_GIVEN REQUEST_.
Start at the line containing "utterance: But you" and end with the line containing "dialogue-line <box>36 893 768 915</box>". Rewrite only those lines, changing "speaker-tag" to "speaker-label" and leaving everything else unchanged.

──────────

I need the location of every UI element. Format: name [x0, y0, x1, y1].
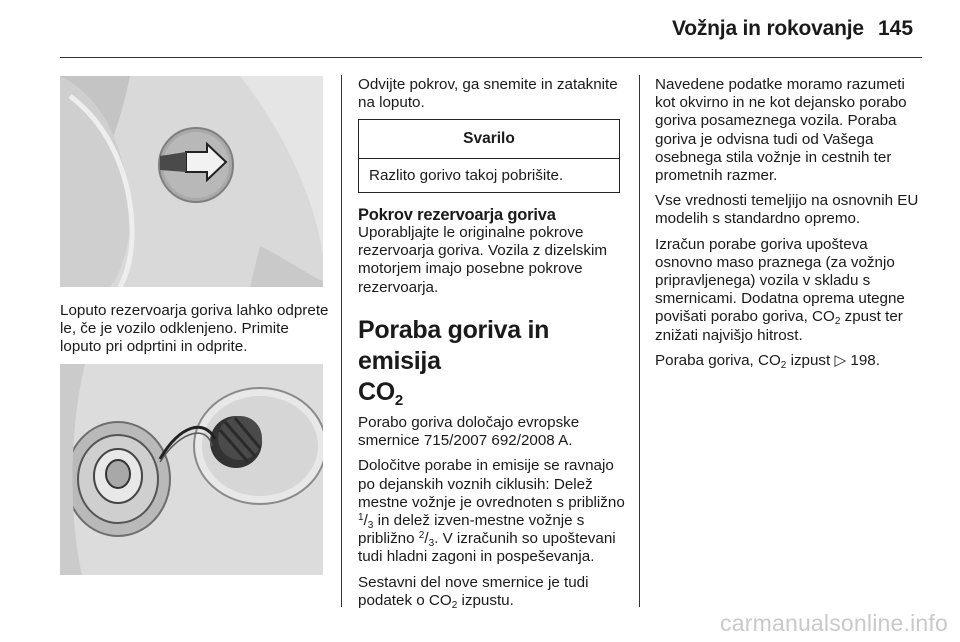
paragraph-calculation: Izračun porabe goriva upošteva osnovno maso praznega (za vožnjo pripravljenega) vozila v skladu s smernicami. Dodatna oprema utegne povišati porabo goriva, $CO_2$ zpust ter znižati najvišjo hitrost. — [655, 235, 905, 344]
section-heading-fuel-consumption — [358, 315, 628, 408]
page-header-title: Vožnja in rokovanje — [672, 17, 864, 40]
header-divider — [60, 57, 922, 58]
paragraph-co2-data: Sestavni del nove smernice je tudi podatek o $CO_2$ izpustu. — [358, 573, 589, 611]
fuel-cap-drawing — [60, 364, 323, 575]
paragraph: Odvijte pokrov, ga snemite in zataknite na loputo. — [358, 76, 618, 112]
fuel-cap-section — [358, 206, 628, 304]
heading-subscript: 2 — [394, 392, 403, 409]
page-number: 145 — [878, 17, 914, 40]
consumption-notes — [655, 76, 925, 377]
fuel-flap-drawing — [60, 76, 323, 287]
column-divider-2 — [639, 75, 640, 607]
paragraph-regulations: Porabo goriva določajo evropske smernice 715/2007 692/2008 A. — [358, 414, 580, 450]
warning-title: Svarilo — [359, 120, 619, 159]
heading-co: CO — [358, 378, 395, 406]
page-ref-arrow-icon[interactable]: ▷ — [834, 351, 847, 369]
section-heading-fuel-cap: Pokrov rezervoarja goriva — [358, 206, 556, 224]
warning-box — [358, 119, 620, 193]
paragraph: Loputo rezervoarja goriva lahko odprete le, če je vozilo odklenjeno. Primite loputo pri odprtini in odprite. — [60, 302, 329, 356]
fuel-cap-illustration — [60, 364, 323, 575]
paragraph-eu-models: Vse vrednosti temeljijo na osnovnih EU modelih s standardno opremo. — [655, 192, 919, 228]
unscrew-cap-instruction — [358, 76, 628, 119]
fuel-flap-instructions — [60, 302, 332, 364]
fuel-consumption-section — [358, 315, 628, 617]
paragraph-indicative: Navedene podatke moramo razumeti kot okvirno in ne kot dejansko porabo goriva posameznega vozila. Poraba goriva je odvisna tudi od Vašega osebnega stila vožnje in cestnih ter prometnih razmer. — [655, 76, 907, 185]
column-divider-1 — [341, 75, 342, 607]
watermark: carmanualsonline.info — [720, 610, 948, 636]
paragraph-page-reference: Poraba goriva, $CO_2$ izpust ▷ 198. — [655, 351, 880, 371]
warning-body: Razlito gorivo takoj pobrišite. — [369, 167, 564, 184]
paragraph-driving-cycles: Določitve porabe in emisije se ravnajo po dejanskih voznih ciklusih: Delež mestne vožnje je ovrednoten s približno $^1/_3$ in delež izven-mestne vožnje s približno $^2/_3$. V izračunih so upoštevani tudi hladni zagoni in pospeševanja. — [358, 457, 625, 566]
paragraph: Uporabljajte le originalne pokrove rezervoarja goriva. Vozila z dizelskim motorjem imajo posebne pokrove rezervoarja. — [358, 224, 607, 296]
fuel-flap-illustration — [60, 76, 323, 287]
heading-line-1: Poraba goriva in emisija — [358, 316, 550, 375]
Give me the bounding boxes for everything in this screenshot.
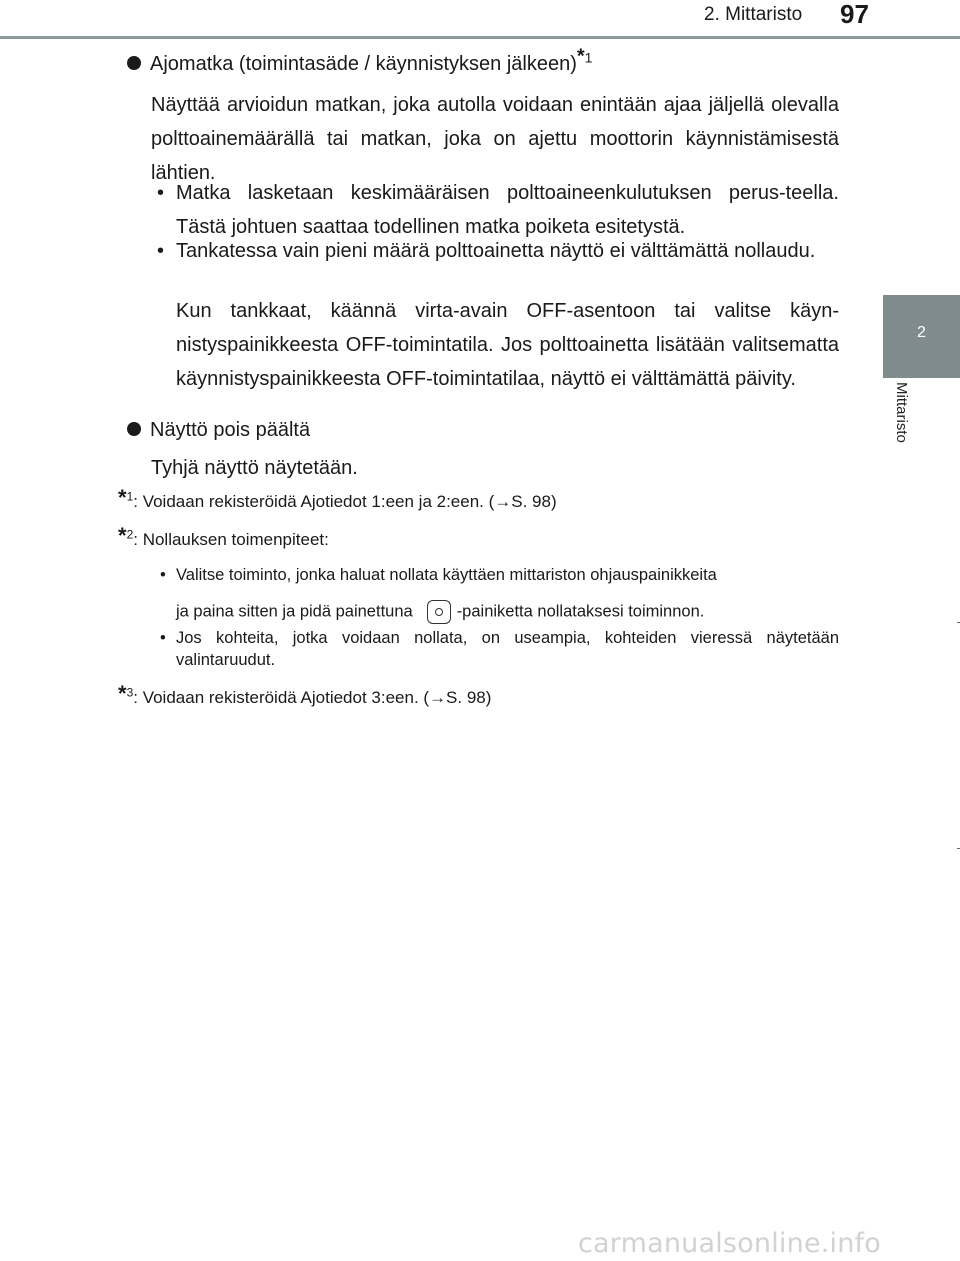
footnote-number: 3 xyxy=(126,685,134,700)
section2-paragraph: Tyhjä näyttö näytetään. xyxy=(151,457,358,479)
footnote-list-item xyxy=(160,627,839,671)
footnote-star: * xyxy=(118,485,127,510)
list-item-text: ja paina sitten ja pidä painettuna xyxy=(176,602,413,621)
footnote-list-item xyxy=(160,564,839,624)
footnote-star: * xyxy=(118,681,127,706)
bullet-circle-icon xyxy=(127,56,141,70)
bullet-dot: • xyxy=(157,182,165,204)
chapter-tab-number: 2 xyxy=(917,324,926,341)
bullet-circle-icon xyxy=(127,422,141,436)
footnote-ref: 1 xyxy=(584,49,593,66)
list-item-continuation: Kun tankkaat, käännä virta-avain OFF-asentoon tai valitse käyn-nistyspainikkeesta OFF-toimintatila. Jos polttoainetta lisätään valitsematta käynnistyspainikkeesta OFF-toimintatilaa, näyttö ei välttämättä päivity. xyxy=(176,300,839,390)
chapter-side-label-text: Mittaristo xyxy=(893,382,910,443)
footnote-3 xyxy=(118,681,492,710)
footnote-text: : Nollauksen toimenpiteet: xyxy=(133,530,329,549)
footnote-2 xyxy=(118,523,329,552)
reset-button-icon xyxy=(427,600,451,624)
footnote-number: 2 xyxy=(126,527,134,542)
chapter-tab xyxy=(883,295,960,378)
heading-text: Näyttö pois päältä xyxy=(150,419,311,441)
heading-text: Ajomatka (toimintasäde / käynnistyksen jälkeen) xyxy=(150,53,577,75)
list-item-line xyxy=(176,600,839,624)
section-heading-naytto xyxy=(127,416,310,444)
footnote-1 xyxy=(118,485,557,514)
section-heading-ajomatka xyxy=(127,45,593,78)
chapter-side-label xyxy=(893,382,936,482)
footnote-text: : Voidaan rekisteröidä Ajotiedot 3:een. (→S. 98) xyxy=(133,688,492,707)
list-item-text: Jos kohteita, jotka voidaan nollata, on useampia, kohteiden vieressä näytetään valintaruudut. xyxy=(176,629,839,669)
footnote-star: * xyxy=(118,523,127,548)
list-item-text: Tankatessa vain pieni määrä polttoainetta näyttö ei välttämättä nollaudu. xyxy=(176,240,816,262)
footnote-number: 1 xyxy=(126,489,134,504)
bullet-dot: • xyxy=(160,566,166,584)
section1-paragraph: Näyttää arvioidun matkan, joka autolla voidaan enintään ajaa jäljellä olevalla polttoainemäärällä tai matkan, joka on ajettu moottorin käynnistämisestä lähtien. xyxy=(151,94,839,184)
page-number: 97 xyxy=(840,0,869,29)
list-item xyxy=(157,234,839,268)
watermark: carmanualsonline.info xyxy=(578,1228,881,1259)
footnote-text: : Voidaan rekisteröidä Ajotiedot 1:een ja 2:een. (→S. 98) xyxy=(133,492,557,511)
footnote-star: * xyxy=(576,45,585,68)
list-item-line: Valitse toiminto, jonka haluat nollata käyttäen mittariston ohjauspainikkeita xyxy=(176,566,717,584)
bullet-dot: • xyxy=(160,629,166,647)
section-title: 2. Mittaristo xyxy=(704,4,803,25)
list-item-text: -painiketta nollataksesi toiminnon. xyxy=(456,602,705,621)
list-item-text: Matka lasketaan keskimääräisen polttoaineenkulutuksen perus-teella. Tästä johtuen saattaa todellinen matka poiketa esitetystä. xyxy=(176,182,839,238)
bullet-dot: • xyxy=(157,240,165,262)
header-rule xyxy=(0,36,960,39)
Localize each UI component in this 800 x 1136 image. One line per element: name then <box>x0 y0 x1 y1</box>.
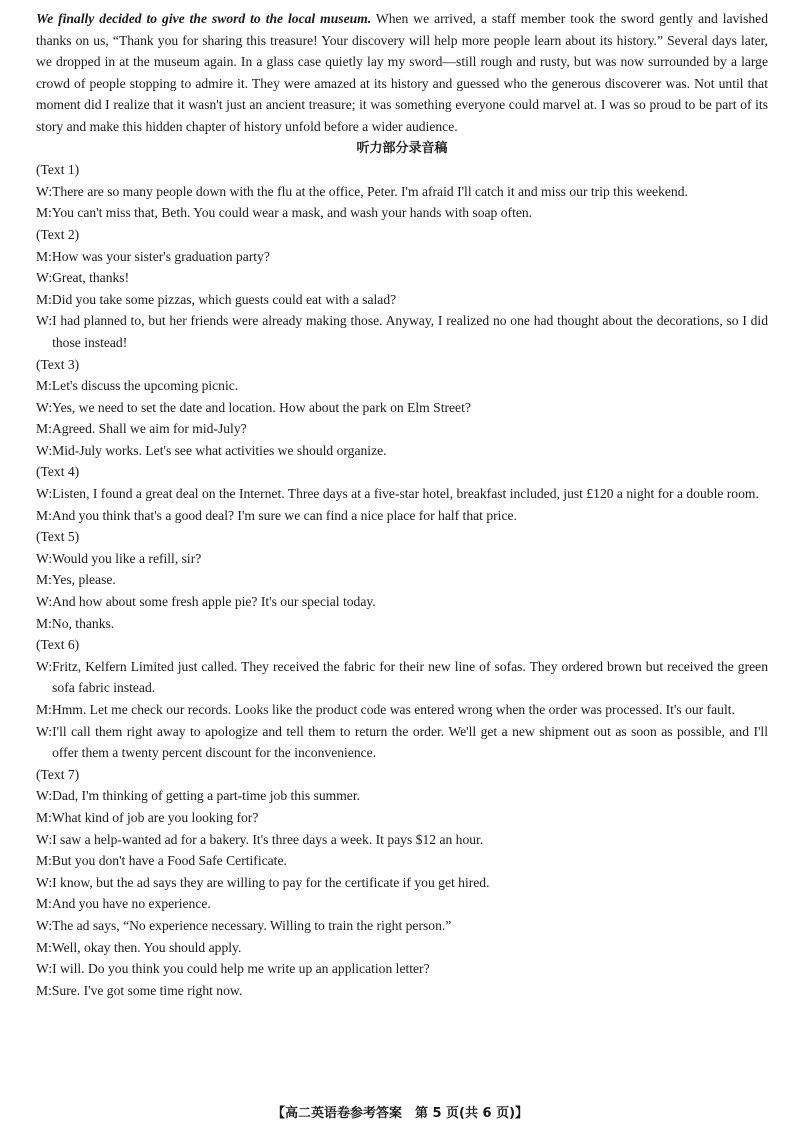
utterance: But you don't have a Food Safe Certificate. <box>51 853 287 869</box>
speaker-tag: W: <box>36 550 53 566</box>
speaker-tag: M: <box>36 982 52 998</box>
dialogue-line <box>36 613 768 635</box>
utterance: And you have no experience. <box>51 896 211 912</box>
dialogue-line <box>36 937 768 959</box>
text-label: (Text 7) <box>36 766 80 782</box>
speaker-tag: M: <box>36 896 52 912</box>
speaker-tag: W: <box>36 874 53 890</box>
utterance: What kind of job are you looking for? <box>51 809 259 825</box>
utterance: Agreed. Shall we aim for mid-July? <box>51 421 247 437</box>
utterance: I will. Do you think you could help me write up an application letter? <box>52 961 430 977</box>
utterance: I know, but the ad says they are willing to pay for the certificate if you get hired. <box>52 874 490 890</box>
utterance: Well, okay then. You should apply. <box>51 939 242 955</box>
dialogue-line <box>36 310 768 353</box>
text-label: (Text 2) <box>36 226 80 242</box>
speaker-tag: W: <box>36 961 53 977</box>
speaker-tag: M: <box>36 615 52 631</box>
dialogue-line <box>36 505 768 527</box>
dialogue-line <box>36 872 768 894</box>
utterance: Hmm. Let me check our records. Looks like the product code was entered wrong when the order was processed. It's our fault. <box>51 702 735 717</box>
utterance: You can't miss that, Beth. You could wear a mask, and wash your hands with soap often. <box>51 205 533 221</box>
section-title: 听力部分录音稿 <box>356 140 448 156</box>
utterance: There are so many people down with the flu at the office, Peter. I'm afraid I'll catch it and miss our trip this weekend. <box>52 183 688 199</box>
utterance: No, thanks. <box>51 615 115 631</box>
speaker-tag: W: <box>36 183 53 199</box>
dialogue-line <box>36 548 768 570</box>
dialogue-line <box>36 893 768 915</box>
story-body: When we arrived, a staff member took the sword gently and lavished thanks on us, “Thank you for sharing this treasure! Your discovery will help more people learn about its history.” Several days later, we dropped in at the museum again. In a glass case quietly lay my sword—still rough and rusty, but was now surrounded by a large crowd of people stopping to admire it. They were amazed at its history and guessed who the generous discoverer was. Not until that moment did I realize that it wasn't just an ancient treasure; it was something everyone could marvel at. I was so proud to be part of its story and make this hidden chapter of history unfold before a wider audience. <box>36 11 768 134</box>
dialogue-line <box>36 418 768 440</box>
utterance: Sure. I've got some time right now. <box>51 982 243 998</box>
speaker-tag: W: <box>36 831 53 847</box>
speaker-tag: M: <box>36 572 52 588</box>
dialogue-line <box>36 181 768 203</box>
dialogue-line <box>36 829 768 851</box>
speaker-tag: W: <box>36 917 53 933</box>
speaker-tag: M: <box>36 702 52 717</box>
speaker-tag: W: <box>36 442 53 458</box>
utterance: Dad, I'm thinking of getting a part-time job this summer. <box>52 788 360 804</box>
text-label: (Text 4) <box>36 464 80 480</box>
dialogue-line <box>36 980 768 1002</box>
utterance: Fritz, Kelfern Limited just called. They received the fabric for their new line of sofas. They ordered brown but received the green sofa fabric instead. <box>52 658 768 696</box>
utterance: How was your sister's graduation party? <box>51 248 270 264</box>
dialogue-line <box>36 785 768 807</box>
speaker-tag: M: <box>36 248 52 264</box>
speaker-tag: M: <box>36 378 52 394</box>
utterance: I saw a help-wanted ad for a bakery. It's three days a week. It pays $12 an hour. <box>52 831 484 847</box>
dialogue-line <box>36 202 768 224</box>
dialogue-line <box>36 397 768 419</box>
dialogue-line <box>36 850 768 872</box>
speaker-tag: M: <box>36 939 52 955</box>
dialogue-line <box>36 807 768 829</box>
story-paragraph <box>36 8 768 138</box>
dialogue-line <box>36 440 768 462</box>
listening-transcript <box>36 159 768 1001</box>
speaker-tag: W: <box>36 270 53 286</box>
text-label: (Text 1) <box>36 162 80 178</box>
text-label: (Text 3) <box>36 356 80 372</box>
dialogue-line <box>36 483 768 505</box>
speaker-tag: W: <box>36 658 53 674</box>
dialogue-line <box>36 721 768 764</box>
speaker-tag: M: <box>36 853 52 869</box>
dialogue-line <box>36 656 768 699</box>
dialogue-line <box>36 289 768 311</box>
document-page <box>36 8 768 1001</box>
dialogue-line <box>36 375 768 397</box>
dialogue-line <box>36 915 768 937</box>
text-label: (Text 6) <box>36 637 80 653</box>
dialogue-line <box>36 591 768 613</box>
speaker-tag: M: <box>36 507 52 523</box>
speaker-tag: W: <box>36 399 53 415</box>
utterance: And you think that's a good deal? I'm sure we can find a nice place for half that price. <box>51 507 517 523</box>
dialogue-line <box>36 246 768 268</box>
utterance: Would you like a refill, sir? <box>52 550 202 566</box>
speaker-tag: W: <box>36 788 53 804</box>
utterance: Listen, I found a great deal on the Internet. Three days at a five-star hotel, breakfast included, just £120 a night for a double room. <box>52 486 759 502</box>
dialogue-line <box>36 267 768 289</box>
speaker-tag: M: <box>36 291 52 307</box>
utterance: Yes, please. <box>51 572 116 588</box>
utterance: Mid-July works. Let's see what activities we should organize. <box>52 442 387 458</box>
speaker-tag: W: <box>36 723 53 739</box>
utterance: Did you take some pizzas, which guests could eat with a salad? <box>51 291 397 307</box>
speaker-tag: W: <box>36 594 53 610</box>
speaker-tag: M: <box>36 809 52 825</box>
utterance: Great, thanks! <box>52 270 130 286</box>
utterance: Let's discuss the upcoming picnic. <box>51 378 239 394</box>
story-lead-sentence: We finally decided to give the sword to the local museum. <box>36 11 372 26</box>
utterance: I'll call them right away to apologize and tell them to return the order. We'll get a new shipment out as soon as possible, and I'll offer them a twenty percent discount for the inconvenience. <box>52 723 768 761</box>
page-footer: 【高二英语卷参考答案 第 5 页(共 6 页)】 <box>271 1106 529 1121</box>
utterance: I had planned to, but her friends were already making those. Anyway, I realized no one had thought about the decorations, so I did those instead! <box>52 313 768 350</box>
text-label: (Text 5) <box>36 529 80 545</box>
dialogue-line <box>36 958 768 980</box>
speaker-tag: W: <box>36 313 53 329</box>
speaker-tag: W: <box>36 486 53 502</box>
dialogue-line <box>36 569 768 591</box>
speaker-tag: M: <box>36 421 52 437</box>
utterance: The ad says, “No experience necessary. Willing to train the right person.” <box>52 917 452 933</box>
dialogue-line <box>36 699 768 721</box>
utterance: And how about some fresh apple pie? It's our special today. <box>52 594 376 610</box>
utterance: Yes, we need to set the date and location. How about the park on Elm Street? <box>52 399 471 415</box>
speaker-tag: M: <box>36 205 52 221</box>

──────────

_SOLVED EXERCISE_.
utterance: But you don't have a Food Safe Certificate. <box>51 853 287 869</box>
speaker-label: W: <box>36 550 53 566</box>
speaker-label: M: <box>36 982 52 998</box>
dialogue-line <box>36 613 768 635</box>
utterance: And you have no experience. <box>51 896 211 912</box>
dialogue-line <box>36 937 768 959</box>
text-label: (Text 7) <box>36 766 80 782</box>
speaker-label: M: <box>36 896 52 912</box>
speaker-label: W: <box>36 874 53 890</box>
utterance: What kind of job are you looking for? <box>51 809 259 825</box>
utterance: Agreed. Shall we aim for mid-July? <box>51 421 247 437</box>
utterance: I will. Do you think you could help me write up an application letter? <box>52 961 430 977</box>
utterance: I know, but the ad says they are willing to pay for the certificate if you get hired. <box>52 874 490 890</box>
utterance: Well, okay then. You should apply. <box>51 939 242 955</box>
dialogue-line <box>36 310 768 353</box>
text-label: (Text 2) <box>36 226 80 242</box>
speaker-label: W: <box>36 961 53 977</box>
speaker-label: M: <box>36 615 52 631</box>
dialogue-line <box>36 505 768 527</box>
dialogue-line <box>36 872 768 894</box>
utterance: Hmm. Let me check our records. Looks like the product code was entered wrong when the order was processed. It's our fault. <box>51 702 735 717</box>
utterance: You can't miss that, Beth. You could wear a mask, and wash your hands with soap often. <box>51 205 533 221</box>
section-title: 听力部分录音稿 <box>356 140 448 156</box>
utterance: There are so many people down with the flu at the office, Peter. I'm afraid I'll catch it and miss our trip this weekend. <box>52 183 688 199</box>
utterance: No, thanks. <box>51 615 115 631</box>
speaker-label: W: <box>36 183 53 199</box>
dialogue-line <box>36 548 768 570</box>
dialogue-line <box>36 893 768 915</box>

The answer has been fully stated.